● Given request:
Repeat the listing below in full, exactly as it stands.

● Task inputs:
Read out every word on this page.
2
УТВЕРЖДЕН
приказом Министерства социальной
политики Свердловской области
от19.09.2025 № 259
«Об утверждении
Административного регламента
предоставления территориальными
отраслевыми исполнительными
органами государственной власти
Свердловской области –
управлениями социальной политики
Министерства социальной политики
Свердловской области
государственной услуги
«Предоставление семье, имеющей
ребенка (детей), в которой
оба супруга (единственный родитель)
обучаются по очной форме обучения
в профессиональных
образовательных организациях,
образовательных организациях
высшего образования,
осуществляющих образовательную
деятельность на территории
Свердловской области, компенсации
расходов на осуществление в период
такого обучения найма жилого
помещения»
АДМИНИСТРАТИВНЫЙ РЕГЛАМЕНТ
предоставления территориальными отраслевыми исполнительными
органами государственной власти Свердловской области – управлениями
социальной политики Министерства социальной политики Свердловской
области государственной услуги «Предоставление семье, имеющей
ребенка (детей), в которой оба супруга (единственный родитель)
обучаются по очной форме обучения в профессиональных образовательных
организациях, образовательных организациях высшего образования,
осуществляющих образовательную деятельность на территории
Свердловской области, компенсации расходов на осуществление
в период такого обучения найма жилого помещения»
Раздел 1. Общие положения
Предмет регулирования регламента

● The solution:
Read out every word on this page.
2
УТВЕРЖДЕН
приказом Министерства социальной
политики Свердловской области
от19.09.2025 № 259
«Об утверждении
Административного регламента
предоставления территориальными
отраслевыми исполнительными
органами государственной власти
Свердловской области –
управлениями социальной политики
Министерства социальной политики
Свердловской области
государственной услуги
«Предоставление семье, имеющей
ребенка (детей), в которой
оба супруга (единственный родитель)
обучаются по очной форме обучения
в профессиональных
образовательных организациях,
образовательных организациях
высшего образования,
осуществляющих образовательную
деятельность на территории
Свердловской области, компенсации
расходов на осуществление в период
такого обучения найма жилого
помещения»
АДМИНИСТРАТИВНЫЙ РЕГЛАМЕНТ
предоставления территориальными отраслевыми исполнительными
органами государственной власти Свердловской области – управлениями
социальной политики Министерства социальной политики Свердловской
области государственной услуги «Предоставление семье, имеющей
ребенка (детей), в которой оба супруга (единственный родитель)
обучаются по очной форме обучения в профессиональных образовательных
организациях, образовательных организациях высшего образования,
осуществляющих образовательную деятельность на территории
Свердловской области, компенсации расходов на осуществление
в период такого обучения найма жилого помещения»
Раздел 1. Общие положения
Предмет регулирования регламента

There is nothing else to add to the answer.